• **Written instruction**
From the listing below, extract each entry exactly as written, minus the images.

-- start of Exercise input --

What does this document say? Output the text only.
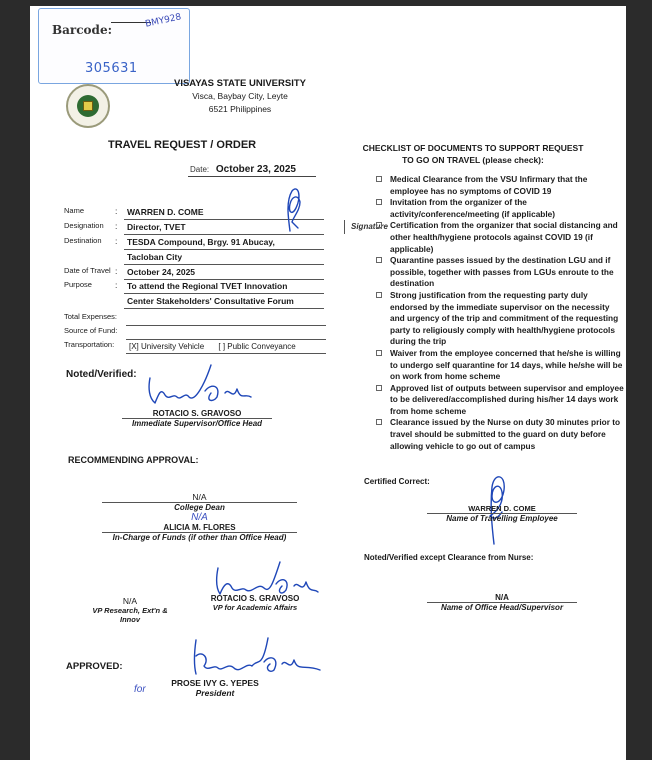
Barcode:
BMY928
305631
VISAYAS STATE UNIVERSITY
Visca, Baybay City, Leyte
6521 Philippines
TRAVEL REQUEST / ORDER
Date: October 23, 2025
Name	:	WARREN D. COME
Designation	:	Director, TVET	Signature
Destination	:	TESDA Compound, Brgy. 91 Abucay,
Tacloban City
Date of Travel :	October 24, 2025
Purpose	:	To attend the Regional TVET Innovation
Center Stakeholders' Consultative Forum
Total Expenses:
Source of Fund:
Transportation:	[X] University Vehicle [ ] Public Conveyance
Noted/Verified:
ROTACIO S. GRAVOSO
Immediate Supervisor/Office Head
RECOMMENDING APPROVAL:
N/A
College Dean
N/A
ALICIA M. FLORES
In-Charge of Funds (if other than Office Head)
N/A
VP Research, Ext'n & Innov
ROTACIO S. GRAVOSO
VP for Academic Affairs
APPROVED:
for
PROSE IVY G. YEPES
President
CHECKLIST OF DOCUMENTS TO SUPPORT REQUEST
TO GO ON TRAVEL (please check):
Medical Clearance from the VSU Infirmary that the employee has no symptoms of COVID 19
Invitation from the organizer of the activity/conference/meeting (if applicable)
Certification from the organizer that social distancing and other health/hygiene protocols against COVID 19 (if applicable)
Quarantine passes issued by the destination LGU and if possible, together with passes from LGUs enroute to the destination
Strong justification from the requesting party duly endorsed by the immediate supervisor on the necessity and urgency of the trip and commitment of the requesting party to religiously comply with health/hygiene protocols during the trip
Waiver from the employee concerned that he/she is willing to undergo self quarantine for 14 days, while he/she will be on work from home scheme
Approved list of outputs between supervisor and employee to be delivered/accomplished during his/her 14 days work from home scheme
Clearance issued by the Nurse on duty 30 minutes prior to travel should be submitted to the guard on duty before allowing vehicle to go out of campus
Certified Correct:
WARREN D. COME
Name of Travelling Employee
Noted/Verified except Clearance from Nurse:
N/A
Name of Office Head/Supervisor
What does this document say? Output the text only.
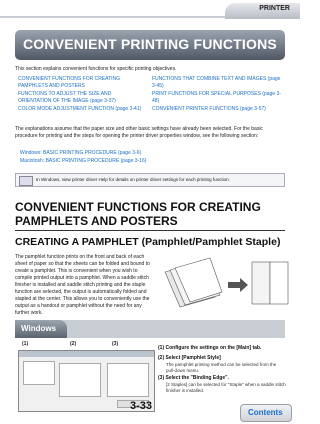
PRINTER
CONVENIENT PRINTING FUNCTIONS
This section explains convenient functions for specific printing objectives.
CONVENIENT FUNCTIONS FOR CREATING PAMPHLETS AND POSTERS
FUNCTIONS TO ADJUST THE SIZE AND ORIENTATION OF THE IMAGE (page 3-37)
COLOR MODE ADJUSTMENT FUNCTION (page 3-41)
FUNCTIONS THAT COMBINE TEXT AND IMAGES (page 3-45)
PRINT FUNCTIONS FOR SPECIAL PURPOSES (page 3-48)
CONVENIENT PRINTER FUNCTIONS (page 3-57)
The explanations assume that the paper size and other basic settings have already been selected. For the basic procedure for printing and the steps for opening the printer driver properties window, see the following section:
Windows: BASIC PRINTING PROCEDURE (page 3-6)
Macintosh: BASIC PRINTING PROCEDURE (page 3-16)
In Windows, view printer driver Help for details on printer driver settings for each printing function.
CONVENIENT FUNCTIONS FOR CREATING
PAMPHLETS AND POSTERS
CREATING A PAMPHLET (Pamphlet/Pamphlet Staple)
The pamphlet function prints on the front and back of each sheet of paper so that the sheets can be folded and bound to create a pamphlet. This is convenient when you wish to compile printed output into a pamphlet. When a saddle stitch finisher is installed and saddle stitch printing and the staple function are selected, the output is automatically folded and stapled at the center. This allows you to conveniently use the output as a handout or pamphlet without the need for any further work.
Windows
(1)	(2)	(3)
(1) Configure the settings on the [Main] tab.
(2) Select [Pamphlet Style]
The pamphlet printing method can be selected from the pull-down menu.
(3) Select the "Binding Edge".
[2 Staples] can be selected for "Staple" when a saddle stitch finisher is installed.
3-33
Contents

-- end of Exercise input --

• **Exercise result**
What does this document say? Output the text only.
Barcode:
BMY928
305631
VISAYAS STATE UNIVERSITY
Visca, Baybay City, Leyte
6521 Philippines
TRAVEL REQUEST / ORDER
Date: October 23, 2025
Name	:	WARREN D. COME
Designation	:	Director, TVET	Signature
Destination	:	TESDA Compound, Brgy. 91 Abucay,
Tacloban City
Date of Travel :	October 24, 2025
Purpose	:	To attend the Regional TVET Innovation
Center Stakeholders' Consultative Forum
Total Expenses:
Source of Fund:
Transportation:	[X] University Vehicle [ ] Public Conveyance
Noted/Verified:
ROTACIO S. GRAVOSO
Immediate Supervisor/Office Head
RECOMMENDING APPROVAL:
N/A
College Dean
N/A
ALICIA M. FLORES
In-Charge of Funds (if other than Office Head)
N/A
VP Research, Ext'n & Innov
ROTACIO S. GRAVOSO
VP for Academic Affairs
APPROVED:
for
PROSE IVY G. YEPES
President
CHECKLIST OF DOCUMENTS TO SUPPORT REQUEST
TO GO ON TRAVEL (please check):
Medical Clearance from the VSU Infirmary that the employee has no symptoms of COVID 19
Invitation from the organizer of the activity/conference/meeting (if applicable)
Certification from the organizer that social distancing and other health/hygiene protocols against COVID 19 (if applicable)
Quarantine passes issued by the destination LGU and if possible, together with passes from LGUs enroute to the destination
Strong justification from the requesting party duly endorsed by the immediate supervisor on the necessity and urgency of the trip and commitment of the requesting party to religiously comply with health/hygiene protocols during the trip
Waiver from the employee concerned that he/she is willing to undergo self quarantine for 14 days, while he/she will be on work from home scheme
Approved list of outputs between supervisor and employee to be delivered/accomplished during his/her 14 days work from home scheme
Clearance issued by the Nurse on duty 30 minutes prior to travel should be submitted to the guard on duty before allowing vehicle to go out of campus
Certified Correct:
WARREN D. COME
Name of Travelling Employee
Noted/Verified except Clearance from Nurse:
N/A
Name of Office Head/Supervisor
What does this document say? Output the text only.
PRINTER
CONVENIENT PRINTING FUNCTIONS
This section explains convenient functions for specific printing objectives.
CONVENIENT FUNCTIONS FOR CREATING PAMPHLETS AND POSTERS
FUNCTIONS TO ADJUST THE SIZE AND ORIENTATION OF THE IMAGE (page 3-37)
COLOR MODE ADJUSTMENT FUNCTION (page 3-41)
FUNCTIONS THAT COMBINE TEXT AND IMAGES (page 3-45)
PRINT FUNCTIONS FOR SPECIAL PURPOSES (page 3-48)
CONVENIENT PRINTER FUNCTIONS (page 3-57)
The explanations assume that the paper size and other basic settings have already been selected. For the basic procedure for printing and the steps for opening the printer driver properties window, see the following section:
Windows: BASIC PRINTING PROCEDURE (page 3-6)
Macintosh: BASIC PRINTING PROCEDURE (page 3-16)
In Windows, view printer driver Help for details on printer driver settings for each printing function.
CONVENIENT FUNCTIONS FOR CREATING
PAMPHLETS AND POSTERS
CREATING A PAMPHLET (Pamphlet/Pamphlet Staple)
The pamphlet function prints on the front and back of each sheet of paper so that the sheets can be folded and bound to create a pamphlet. This is convenient when you wish to compile printed output into a pamphlet. When a saddle stitch finisher is installed and saddle stitch printing and the staple function are selected, the output is automatically folded and stapled at the center. This allows you to conveniently use the output as a handout or pamphlet without the need for any further work.
Windows
(1)	(2)	(3)
(1) Configure the settings on the [Main] tab.
(2) Select [Pamphlet Style]
The pamphlet printing method can be selected from the pull-down menu.
(3) Select the "Binding Edge".
[2 Staples] can be selected for "Staple" when a saddle stitch finisher is installed.
3-33
Contents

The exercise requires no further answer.